----- Data rows

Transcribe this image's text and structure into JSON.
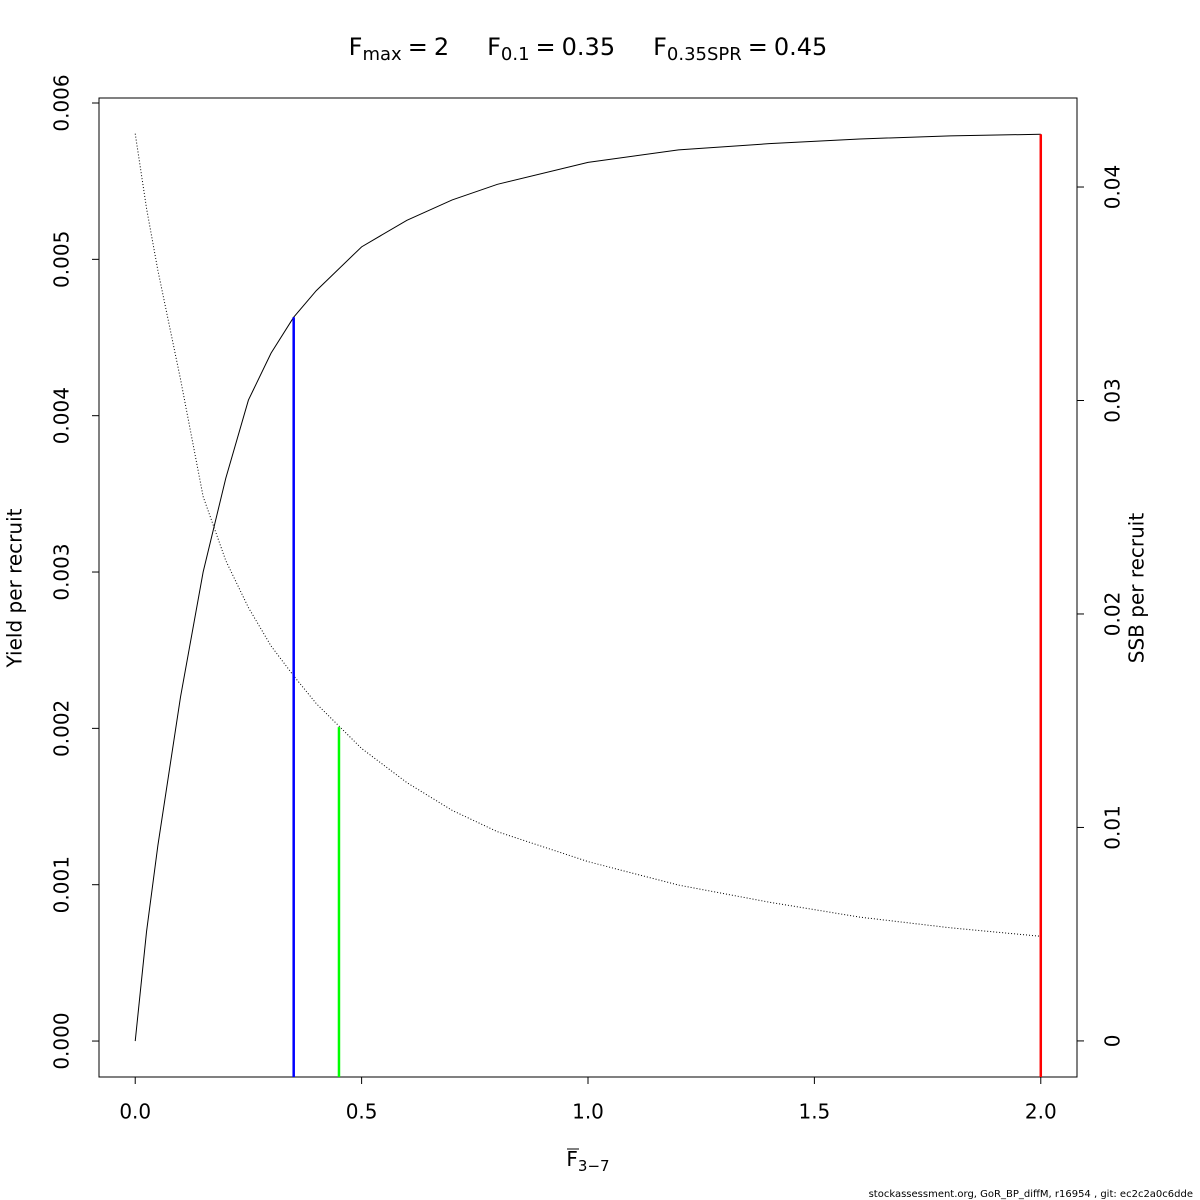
{
  "chart_data": {
    "type": "line",
    "ref_lines": [
      {
        "label": "F",
        "subscript": "max",
        "relation": "=",
        "x": 2,
        "top": 0.0058,
        "color": "#ff0000"
      },
      {
        "label": "F",
        "subscript": "0.1",
        "relation": "=",
        "x": 0.35,
        "top": 0.00463,
        "color": "#0000ff"
      },
      {
        "label": "F",
        "subscript": "0.35SPR",
        "relation": "=",
        "x": 0.45,
        "top": 0.0147,
        "axis": "y2",
        "color": "#00ff00"
      }
    ],
    "x_label": {
      "label": "F",
      "subscript": "3−7"
    },
    "y_label": "Yield per recruit",
    "y2_label": "SSB per recruit",
    "footer": "stockassessment.org, GoR_BP_diffM, r16954 , git: ec2c2a0c6dde",
    "x": [
      0,
      0.025,
      0.05,
      0.1,
      0.15,
      0.2,
      0.25,
      0.3,
      0.35,
      0.4,
      0.5,
      0.6,
      0.7,
      0.8,
      1.0,
      1.2,
      1.4,
      1.6,
      1.8,
      2.0
    ],
    "series": [
      {
        "color": "#000000",
        "style": "solid",
        "values": [
          0,
          0.0007,
          0.00125,
          0.0022,
          0.003,
          0.0036,
          0.0041,
          0.0044,
          0.00463,
          0.0048,
          0.00508,
          0.00525,
          0.00538,
          0.00548,
          0.00562,
          0.0057,
          0.00574,
          0.00577,
          0.00579,
          0.0058
        ]
      },
      {
        "color": "#000000",
        "style": "dotted",
        "axis": "y2",
        "values": [
          0.0425,
          0.039,
          0.0361,
          0.031,
          0.0255,
          0.0225,
          0.0203,
          0.0185,
          0.0171,
          0.0158,
          0.0137,
          0.0121,
          0.0108,
          0.0098,
          0.0084,
          0.0073,
          0.0065,
          0.0058,
          0.0053,
          0.0049
        ]
      }
    ],
    "xlim": [
      -0.08,
      2.08
    ],
    "xticks": [
      {
        "value": 0,
        "label": "0.0"
      },
      {
        "value": 0.5,
        "label": "0.5"
      },
      {
        "value": 1,
        "label": "1.0"
      },
      {
        "value": 1.5,
        "label": "1.5"
      },
      {
        "value": 2,
        "label": "2.0"
      }
    ],
    "ylim": [
      -0.00023,
      0.006032
    ],
    "yticks": [
      {
        "value": 0,
        "label": "0.000"
      },
      {
        "value": 0.001,
        "label": "0.001"
      },
      {
        "value": 0.002,
        "label": "0.002"
      },
      {
        "value": 0.003,
        "label": "0.003"
      },
      {
        "value": 0.004,
        "label": "0.004"
      },
      {
        "value": 0.005,
        "label": "0.005"
      },
      {
        "value": 0.006,
        "label": "0.006"
      }
    ],
    "y2lim": [
      -0.00169,
      0.04417
    ],
    "y2ticks": [
      0,
      0.01,
      0.02,
      0.03,
      0.04
    ]
  }
}
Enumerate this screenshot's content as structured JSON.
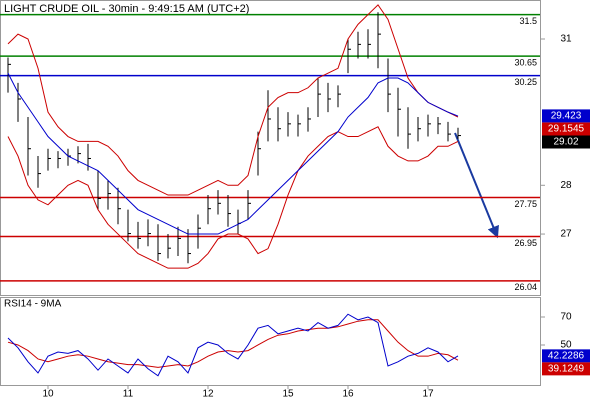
{
  "chart_data": [
    {
      "type": "ohlc",
      "title": "LIGHT CRUDE OIL - 30min - 9:49:15 AM (UTC+2)",
      "categories": [
        null,
        null,
        null,
        null,
        "10",
        null,
        null,
        null,
        null,
        null,
        null,
        null,
        "11",
        null,
        null,
        null,
        null,
        null,
        null,
        null,
        "12",
        null,
        null,
        null,
        null,
        null,
        null,
        null,
        "15",
        null,
        null,
        null,
        null,
        null,
        "16",
        null,
        null,
        null,
        null,
        null,
        null,
        null,
        "17",
        null,
        null,
        null
      ],
      "high": [
        30.62,
        30.1,
        29.4,
        28.6,
        28.75,
        28.7,
        28.75,
        28.8,
        28.85,
        28.3,
        28.1,
        27.95,
        27.5,
        27.25,
        27.3,
        27.2,
        27.0,
        27.15,
        27.1,
        27.4,
        27.8,
        27.9,
        27.8,
        27.5,
        27.9,
        29.1,
        29.95,
        29.6,
        29.5,
        29.45,
        29.6,
        30.2,
        30.1,
        30.05,
        31.0,
        31.15,
        31.2,
        31.55,
        30.6,
        30.0,
        29.6,
        29.4,
        29.45,
        29.4,
        29.3,
        29.18
      ],
      "low": [
        29.9,
        29.3,
        28.2,
        27.95,
        28.3,
        28.35,
        28.4,
        28.45,
        28.3,
        27.5,
        27.5,
        27.2,
        26.85,
        26.7,
        26.75,
        26.45,
        26.5,
        26.55,
        26.4,
        26.7,
        27.2,
        27.4,
        27.15,
        27.0,
        27.3,
        28.2,
        28.9,
        28.9,
        29.0,
        29.0,
        29.1,
        29.4,
        29.5,
        29.6,
        30.3,
        30.6,
        30.6,
        30.4,
        29.5,
        29.0,
        28.75,
        28.9,
        29.0,
        29.05,
        28.9,
        28.95
      ],
      "close": [
        30.48,
        29.77,
        28.75,
        28.24,
        28.55,
        28.55,
        28.6,
        28.65,
        28.55,
        27.73,
        27.83,
        27.52,
        27.01,
        26.91,
        27.01,
        26.6,
        26.71,
        26.91,
        26.6,
        27.12,
        27.52,
        27.63,
        27.42,
        27.22,
        27.63,
        28.75,
        29.36,
        29.16,
        29.26,
        29.26,
        29.36,
        29.87,
        29.77,
        29.87,
        30.79,
        30.89,
        30.89,
        31.1,
        29.87,
        29.56,
        29.05,
        29.16,
        29.26,
        29.26,
        29.05,
        29.02
      ],
      "bar_color": "#000000",
      "upper_band": [
        30.9,
        31.1,
        31.0,
        30.4,
        29.5,
        29.2,
        29.0,
        28.9,
        28.9,
        28.9,
        28.8,
        28.6,
        28.3,
        28.1,
        28.0,
        27.9,
        27.8,
        27.8,
        27.8,
        27.9,
        28.0,
        28.1,
        28.0,
        28.0,
        28.2,
        29.0,
        29.6,
        29.8,
        29.9,
        29.9,
        30.0,
        30.2,
        30.3,
        30.4,
        31.0,
        31.3,
        31.5,
        31.7,
        31.4,
        30.8,
        30.2,
        29.9,
        29.7,
        29.6,
        29.5,
        29.4
      ],
      "lower_band": [
        29.0,
        28.6,
        28.0,
        27.7,
        27.6,
        27.8,
        28.0,
        28.1,
        28.0,
        27.5,
        27.2,
        27.0,
        26.8,
        26.6,
        26.5,
        26.4,
        26.3,
        26.3,
        26.3,
        26.4,
        26.6,
        26.9,
        27.0,
        27.0,
        26.9,
        26.6,
        26.7,
        27.2,
        27.8,
        28.3,
        28.6,
        28.8,
        29.0,
        29.1,
        29.0,
        29.0,
        29.1,
        29.2,
        28.8,
        28.6,
        28.5,
        28.5,
        28.6,
        28.8,
        28.8,
        28.9
      ],
      "band_color": "#cc0000",
      "moving_average": [
        30.3,
        29.9,
        29.6,
        29.3,
        29.0,
        28.8,
        28.6,
        28.5,
        28.4,
        28.3,
        28.1,
        27.9,
        27.7,
        27.5,
        27.4,
        27.3,
        27.2,
        27.1,
        27.0,
        27.0,
        27.0,
        27.0,
        27.1,
        27.2,
        27.3,
        27.5,
        27.7,
        27.9,
        28.1,
        28.3,
        28.5,
        28.7,
        28.9,
        29.1,
        29.4,
        29.6,
        29.8,
        30.1,
        30.2,
        30.2,
        30.1,
        29.9,
        29.7,
        29.6,
        29.5,
        29.42
      ],
      "ma_color": "#0000cc",
      "levels": [
        {
          "value": 31.5,
          "color": "#008000"
        },
        {
          "value": 30.65,
          "color": "#008000"
        },
        {
          "value": 30.25,
          "color": "#0000cc"
        },
        {
          "value": 27.75,
          "color": "#cc0000"
        },
        {
          "value": 26.95,
          "color": "#cc0000"
        },
        {
          "value": 26.04,
          "color": "#cc0000"
        }
      ],
      "price_tags": [
        {
          "value": 29.423,
          "color": "#0000cc"
        },
        {
          "value": 29.1545,
          "color": "#cc0000"
        },
        {
          "value": 29.02,
          "color": "#000000"
        }
      ],
      "ylim": [
        25.75,
        31.8
      ],
      "yticks": [
        27,
        28,
        31
      ]
    },
    {
      "type": "rsi",
      "title": "RSI14 - 9MA",
      "rsi": [
        55,
        48,
        38,
        30,
        42,
        45,
        44,
        46,
        40,
        32,
        40,
        35,
        30,
        40,
        33,
        28,
        42,
        38,
        30,
        48,
        52,
        50,
        44,
        40,
        50,
        62,
        64,
        58,
        60,
        62,
        60,
        66,
        62,
        64,
        72,
        68,
        70,
        66,
        35,
        38,
        42,
        44,
        48,
        45,
        38,
        42.2
      ],
      "rsi_color": "#0000cc",
      "ma": [
        52,
        50,
        46,
        40,
        38,
        40,
        42,
        43,
        42,
        40,
        38,
        37,
        36,
        36,
        35,
        34,
        35,
        36,
        35,
        38,
        42,
        45,
        46,
        45,
        46,
        50,
        54,
        57,
        58,
        60,
        61,
        62,
        62,
        63,
        65,
        67,
        68,
        68,
        60,
        52,
        46,
        42,
        42,
        44,
        43,
        39.12
      ],
      "ma_color": "#cc0000",
      "price_tags": [
        {
          "value": 42.2286,
          "color": "#0000cc"
        },
        {
          "value": 39.1249,
          "color": "#cc0000"
        }
      ],
      "ylim": [
        21.4,
        84.3
      ],
      "yticks": [
        50,
        70
      ]
    }
  ]
}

----------

→ Description of the task
Show the lines of the material that contain the word "recruit".

→ Answer to this exercise
    "y_label": "Yield per recruit",
    "y2_label": "SSB per recruit",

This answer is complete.